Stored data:
— begin —

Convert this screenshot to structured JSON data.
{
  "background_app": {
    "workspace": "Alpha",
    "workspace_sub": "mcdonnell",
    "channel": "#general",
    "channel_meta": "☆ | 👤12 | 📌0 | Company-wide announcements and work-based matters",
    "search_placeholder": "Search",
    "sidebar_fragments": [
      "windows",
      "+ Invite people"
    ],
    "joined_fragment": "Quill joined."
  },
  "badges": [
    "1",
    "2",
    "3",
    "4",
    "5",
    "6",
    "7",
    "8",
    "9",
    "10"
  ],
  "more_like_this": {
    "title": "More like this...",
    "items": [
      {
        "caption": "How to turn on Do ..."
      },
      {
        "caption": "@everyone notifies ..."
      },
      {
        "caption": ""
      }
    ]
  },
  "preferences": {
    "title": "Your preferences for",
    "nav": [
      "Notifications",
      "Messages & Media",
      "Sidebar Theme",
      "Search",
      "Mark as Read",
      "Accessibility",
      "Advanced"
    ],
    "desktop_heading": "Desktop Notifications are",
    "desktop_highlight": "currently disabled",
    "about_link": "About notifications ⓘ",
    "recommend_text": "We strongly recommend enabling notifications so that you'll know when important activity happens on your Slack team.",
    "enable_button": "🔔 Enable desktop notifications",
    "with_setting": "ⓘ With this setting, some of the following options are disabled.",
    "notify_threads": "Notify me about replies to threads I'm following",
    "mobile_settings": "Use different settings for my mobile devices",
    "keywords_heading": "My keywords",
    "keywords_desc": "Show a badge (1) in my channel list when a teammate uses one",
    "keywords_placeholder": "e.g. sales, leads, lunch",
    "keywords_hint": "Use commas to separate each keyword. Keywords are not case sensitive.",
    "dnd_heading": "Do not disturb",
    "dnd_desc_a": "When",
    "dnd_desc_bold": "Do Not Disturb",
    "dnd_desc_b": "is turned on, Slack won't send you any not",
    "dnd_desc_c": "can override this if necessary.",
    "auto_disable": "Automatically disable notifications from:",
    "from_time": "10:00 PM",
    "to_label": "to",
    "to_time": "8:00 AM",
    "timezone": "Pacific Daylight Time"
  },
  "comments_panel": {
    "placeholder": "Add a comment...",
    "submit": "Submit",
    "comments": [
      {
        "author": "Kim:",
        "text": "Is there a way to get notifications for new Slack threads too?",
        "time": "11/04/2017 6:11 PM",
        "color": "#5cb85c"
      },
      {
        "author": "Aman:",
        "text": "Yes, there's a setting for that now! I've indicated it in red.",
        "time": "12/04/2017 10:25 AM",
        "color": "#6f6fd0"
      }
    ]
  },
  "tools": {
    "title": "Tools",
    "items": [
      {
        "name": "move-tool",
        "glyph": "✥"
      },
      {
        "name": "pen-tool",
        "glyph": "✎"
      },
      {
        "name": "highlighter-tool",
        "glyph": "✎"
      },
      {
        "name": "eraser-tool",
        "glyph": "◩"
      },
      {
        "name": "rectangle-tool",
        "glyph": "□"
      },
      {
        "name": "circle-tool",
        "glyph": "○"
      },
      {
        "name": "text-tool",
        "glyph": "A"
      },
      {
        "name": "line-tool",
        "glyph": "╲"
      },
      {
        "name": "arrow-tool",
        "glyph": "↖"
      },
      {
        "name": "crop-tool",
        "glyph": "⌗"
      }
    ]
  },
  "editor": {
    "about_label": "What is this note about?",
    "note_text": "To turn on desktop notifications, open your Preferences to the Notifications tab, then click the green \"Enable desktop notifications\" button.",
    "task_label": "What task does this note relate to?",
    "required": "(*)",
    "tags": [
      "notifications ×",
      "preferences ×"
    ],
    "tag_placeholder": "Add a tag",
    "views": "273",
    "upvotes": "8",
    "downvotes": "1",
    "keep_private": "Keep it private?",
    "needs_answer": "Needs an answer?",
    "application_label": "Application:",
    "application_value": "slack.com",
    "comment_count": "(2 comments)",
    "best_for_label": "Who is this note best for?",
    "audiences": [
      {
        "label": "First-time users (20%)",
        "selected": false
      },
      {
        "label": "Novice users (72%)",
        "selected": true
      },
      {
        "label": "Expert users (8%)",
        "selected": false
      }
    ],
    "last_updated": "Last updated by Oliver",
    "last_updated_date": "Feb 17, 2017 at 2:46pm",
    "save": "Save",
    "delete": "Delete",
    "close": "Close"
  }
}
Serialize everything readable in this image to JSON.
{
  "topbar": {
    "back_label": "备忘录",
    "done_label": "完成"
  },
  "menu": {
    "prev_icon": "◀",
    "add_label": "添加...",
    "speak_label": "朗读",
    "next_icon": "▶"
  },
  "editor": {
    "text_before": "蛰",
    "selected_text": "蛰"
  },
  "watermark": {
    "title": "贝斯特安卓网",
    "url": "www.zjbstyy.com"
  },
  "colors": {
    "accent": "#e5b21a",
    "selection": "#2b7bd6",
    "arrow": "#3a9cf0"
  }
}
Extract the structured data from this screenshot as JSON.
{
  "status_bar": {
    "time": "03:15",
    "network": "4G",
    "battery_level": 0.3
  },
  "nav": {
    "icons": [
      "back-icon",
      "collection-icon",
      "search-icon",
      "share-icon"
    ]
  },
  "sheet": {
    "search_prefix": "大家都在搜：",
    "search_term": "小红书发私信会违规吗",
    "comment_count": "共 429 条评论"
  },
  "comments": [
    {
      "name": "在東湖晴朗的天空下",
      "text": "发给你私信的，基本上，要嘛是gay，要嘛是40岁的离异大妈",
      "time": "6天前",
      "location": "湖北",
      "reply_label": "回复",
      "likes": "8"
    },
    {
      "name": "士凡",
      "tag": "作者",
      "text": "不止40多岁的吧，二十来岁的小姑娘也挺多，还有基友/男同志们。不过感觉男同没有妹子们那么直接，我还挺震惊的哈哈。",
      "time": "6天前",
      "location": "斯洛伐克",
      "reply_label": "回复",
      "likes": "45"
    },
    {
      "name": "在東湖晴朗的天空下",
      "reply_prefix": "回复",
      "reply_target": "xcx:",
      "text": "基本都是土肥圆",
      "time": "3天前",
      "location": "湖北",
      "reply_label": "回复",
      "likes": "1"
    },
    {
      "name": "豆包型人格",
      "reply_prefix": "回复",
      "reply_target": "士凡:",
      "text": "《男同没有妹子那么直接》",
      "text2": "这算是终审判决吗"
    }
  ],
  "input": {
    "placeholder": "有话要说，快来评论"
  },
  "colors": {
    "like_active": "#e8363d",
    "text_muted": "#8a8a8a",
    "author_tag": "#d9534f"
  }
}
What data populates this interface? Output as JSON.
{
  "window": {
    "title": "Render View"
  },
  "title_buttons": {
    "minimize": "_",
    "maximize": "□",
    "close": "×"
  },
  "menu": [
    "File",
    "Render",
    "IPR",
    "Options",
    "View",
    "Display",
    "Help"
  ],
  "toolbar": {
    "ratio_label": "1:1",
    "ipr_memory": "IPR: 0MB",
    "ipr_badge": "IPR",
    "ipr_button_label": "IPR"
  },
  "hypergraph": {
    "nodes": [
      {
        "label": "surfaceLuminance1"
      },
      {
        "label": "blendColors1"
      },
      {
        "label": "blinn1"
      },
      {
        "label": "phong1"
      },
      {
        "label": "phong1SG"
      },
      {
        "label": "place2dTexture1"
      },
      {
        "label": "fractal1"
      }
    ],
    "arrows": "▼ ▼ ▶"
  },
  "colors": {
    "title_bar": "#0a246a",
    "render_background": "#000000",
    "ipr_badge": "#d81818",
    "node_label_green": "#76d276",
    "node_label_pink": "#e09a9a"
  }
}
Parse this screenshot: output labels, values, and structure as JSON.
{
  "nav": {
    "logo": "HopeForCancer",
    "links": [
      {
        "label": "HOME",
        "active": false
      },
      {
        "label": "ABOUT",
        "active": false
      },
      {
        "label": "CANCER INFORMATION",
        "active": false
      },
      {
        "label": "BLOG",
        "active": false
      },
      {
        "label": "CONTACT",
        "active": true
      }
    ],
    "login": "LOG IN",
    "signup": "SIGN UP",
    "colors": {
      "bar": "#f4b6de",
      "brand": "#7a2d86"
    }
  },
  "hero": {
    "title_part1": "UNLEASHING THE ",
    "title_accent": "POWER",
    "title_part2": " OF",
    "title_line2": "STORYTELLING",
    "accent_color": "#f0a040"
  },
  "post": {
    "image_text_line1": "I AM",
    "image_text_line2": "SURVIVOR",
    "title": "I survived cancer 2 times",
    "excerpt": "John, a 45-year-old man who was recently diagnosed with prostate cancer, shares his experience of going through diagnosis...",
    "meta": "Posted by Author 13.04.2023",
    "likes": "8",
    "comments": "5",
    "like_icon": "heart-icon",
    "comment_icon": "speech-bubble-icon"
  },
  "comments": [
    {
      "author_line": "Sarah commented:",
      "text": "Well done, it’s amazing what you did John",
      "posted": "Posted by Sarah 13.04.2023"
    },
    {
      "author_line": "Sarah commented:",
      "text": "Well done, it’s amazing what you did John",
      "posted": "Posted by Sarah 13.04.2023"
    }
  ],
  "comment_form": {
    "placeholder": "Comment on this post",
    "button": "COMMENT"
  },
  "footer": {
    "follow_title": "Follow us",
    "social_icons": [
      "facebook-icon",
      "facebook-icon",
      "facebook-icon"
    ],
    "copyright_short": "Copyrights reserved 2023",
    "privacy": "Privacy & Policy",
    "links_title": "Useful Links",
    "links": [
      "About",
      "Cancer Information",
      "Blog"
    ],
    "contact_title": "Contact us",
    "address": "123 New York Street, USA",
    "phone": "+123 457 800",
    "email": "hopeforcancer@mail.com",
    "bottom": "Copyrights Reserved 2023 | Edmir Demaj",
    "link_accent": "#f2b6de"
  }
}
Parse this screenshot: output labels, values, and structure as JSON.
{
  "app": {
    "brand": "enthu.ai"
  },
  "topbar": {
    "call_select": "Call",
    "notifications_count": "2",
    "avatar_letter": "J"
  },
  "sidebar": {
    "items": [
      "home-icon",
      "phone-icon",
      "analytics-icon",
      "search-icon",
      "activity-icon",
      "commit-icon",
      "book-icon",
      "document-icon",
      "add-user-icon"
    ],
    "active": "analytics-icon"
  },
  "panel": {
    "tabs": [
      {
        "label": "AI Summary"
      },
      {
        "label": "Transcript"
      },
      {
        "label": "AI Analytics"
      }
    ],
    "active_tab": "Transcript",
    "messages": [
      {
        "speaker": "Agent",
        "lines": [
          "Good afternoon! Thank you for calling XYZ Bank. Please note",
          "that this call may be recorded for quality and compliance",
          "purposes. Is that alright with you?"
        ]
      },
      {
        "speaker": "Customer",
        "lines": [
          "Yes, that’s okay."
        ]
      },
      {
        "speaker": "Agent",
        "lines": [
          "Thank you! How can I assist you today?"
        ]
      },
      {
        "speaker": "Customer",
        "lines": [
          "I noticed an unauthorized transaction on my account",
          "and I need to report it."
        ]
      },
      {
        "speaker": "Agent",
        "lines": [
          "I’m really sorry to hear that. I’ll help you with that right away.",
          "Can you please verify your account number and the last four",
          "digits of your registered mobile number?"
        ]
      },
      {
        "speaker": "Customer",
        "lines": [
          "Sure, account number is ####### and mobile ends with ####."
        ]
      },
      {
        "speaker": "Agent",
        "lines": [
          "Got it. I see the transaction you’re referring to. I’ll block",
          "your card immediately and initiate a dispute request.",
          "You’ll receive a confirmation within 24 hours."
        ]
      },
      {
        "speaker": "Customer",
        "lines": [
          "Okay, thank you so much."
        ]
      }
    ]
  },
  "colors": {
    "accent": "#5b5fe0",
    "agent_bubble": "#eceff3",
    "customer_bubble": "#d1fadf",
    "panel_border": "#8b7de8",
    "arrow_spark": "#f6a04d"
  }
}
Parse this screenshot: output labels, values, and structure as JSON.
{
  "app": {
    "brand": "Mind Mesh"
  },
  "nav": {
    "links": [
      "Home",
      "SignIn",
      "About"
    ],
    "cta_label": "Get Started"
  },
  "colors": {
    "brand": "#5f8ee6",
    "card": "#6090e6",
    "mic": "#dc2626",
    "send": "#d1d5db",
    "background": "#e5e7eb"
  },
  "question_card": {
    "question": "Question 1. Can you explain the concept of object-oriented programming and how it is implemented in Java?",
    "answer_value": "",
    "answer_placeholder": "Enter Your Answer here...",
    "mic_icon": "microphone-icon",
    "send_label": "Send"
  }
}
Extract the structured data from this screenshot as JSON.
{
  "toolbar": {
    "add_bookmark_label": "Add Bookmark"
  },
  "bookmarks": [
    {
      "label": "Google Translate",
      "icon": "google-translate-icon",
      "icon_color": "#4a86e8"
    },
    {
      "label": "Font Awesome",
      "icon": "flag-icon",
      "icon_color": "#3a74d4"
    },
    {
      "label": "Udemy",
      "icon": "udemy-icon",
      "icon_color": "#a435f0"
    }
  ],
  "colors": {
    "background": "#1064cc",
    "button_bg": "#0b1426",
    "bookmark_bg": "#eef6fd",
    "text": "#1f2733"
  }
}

— end —

• _Instruction_:
Make a tally of the lines in this data that include the string "threads", and answer with that tally alone.

• _Result for this task_:
2